- Exercise prompt
Gather all lines containing the string "если" and copy them out.

::: Stored records :::

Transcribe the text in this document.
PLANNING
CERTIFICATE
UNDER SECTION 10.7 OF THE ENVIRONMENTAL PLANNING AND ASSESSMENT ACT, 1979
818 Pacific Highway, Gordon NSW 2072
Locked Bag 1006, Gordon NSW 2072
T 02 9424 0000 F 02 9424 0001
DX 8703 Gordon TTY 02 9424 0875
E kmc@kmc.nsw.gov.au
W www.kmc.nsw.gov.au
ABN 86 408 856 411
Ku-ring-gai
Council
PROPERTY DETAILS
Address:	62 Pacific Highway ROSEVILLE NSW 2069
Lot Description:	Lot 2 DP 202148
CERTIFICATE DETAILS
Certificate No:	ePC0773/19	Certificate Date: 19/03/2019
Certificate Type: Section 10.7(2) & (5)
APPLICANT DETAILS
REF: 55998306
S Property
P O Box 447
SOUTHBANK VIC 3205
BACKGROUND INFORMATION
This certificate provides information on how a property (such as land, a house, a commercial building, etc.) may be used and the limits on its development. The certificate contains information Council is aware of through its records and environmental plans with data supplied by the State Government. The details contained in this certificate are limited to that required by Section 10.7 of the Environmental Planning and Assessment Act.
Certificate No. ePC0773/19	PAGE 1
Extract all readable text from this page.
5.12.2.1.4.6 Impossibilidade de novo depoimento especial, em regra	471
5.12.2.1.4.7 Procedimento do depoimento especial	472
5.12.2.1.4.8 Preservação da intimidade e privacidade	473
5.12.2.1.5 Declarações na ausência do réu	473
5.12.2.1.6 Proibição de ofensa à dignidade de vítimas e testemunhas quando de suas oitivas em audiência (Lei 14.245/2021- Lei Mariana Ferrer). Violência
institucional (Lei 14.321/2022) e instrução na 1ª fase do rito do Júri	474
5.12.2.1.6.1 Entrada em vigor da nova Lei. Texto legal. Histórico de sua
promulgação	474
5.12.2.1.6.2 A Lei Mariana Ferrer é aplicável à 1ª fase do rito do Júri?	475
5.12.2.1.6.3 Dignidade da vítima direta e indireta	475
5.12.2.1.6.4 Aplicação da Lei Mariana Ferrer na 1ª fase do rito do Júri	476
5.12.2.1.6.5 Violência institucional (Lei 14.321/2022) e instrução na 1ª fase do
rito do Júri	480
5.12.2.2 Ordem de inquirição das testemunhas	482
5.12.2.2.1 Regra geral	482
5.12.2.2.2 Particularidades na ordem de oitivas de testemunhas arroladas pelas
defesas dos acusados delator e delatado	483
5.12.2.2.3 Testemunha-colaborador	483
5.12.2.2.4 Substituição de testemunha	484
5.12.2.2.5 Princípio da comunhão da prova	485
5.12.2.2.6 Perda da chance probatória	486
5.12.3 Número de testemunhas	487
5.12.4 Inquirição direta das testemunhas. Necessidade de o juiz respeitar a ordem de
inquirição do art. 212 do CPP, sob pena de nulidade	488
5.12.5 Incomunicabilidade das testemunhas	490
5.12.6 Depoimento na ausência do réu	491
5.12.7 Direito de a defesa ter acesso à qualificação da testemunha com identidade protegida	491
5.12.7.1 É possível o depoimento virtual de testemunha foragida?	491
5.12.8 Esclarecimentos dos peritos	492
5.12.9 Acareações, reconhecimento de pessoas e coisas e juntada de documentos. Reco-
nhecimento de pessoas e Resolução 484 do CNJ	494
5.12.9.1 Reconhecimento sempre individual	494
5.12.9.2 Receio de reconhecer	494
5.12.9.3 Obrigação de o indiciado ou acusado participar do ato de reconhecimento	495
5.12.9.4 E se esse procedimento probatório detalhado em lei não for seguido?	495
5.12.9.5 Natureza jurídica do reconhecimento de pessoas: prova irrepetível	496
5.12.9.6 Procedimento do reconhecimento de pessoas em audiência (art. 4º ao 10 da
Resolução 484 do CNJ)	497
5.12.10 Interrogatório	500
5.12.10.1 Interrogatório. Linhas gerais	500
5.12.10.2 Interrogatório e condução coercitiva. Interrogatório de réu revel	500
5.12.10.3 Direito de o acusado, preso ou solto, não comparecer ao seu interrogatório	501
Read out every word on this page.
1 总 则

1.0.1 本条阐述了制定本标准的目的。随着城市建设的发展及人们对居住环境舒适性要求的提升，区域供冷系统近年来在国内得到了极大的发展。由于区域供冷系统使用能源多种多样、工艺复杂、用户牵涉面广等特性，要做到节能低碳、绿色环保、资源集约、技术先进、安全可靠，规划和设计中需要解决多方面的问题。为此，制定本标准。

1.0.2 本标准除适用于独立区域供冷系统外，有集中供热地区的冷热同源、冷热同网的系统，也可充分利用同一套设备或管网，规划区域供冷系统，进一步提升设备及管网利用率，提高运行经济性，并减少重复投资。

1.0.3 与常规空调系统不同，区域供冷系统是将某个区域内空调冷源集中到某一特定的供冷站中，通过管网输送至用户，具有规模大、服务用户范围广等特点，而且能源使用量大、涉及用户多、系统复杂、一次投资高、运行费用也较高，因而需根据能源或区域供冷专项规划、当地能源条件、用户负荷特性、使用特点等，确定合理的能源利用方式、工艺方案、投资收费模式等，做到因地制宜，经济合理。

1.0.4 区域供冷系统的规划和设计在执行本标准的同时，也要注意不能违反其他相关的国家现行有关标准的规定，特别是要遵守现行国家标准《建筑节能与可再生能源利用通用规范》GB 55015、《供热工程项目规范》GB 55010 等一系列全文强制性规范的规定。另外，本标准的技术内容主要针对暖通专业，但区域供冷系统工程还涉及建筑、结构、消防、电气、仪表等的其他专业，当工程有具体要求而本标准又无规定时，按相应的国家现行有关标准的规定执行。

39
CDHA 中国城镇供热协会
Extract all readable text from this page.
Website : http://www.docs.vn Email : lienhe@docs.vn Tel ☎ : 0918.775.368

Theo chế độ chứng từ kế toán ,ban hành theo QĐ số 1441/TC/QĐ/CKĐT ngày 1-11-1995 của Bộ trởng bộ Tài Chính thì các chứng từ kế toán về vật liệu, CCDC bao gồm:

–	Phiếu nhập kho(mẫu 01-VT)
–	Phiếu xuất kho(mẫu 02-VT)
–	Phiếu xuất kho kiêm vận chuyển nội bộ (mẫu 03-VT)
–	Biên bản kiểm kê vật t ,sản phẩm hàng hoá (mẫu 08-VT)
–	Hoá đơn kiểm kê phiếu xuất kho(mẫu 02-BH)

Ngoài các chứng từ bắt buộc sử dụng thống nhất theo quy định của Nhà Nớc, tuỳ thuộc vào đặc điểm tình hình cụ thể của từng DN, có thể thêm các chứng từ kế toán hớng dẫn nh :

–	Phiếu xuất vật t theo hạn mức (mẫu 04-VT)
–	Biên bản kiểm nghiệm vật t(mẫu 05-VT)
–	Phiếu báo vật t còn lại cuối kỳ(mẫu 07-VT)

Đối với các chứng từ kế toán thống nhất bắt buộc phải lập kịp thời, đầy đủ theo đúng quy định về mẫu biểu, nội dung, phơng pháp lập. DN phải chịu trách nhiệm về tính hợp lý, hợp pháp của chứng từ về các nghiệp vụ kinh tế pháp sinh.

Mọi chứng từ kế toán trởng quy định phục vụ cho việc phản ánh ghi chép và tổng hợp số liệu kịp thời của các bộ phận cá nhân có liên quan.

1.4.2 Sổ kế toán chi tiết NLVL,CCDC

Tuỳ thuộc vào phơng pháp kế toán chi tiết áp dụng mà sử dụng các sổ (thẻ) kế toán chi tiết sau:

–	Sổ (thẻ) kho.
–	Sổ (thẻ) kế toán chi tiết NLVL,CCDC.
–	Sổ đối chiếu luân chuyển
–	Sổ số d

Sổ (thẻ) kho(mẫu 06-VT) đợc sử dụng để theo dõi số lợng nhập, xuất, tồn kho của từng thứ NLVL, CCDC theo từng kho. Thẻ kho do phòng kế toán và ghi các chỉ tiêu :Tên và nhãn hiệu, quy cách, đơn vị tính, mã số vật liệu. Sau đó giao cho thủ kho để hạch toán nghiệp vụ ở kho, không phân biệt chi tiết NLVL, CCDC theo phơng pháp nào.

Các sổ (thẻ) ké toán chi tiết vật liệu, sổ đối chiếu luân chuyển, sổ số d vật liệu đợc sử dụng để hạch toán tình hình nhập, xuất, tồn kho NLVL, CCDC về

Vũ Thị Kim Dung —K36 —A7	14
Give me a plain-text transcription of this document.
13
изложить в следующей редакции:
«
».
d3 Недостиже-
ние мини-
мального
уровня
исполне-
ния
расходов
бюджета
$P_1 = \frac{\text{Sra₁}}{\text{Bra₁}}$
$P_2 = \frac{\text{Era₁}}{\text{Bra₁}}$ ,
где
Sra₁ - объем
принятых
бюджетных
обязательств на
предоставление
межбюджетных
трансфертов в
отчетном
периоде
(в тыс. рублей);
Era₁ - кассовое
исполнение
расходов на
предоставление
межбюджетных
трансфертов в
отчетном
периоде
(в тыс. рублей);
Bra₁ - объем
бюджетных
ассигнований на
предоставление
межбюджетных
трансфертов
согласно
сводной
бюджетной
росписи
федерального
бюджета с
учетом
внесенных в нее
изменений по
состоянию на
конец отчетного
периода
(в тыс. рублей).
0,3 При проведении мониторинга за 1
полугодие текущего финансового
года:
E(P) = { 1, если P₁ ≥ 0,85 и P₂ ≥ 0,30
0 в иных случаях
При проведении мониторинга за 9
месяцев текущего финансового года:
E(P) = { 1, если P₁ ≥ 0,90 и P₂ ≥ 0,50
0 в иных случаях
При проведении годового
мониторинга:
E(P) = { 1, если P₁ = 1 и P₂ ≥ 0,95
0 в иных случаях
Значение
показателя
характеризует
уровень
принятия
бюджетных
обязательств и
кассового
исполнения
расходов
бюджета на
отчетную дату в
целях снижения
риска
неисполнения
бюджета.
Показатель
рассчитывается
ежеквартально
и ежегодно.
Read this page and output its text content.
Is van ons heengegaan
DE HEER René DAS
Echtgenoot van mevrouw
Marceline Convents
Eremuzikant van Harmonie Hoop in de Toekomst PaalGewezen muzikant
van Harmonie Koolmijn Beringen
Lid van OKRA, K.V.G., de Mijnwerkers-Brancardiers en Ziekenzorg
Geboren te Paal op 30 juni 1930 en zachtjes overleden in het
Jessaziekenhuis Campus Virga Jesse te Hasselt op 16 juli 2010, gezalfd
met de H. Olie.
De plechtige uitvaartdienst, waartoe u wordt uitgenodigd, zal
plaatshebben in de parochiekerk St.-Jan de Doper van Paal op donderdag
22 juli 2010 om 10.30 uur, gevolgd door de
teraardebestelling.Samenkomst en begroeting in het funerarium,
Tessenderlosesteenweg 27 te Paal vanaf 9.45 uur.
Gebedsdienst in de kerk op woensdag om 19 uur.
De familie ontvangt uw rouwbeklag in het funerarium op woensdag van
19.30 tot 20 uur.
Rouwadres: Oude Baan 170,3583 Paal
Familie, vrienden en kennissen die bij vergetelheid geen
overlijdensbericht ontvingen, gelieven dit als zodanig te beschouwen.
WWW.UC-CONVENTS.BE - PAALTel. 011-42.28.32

:::

- Expected output
E(P) = { 1, если P₁ ≥ 0,85 и P₂ ≥ 0,30
E(P) = { 1, если P₁ ≥ 0,90 и P₂ ≥ 0,50
E(P) = { 1, если P₁ = 1 и P₂ ≥ 0,95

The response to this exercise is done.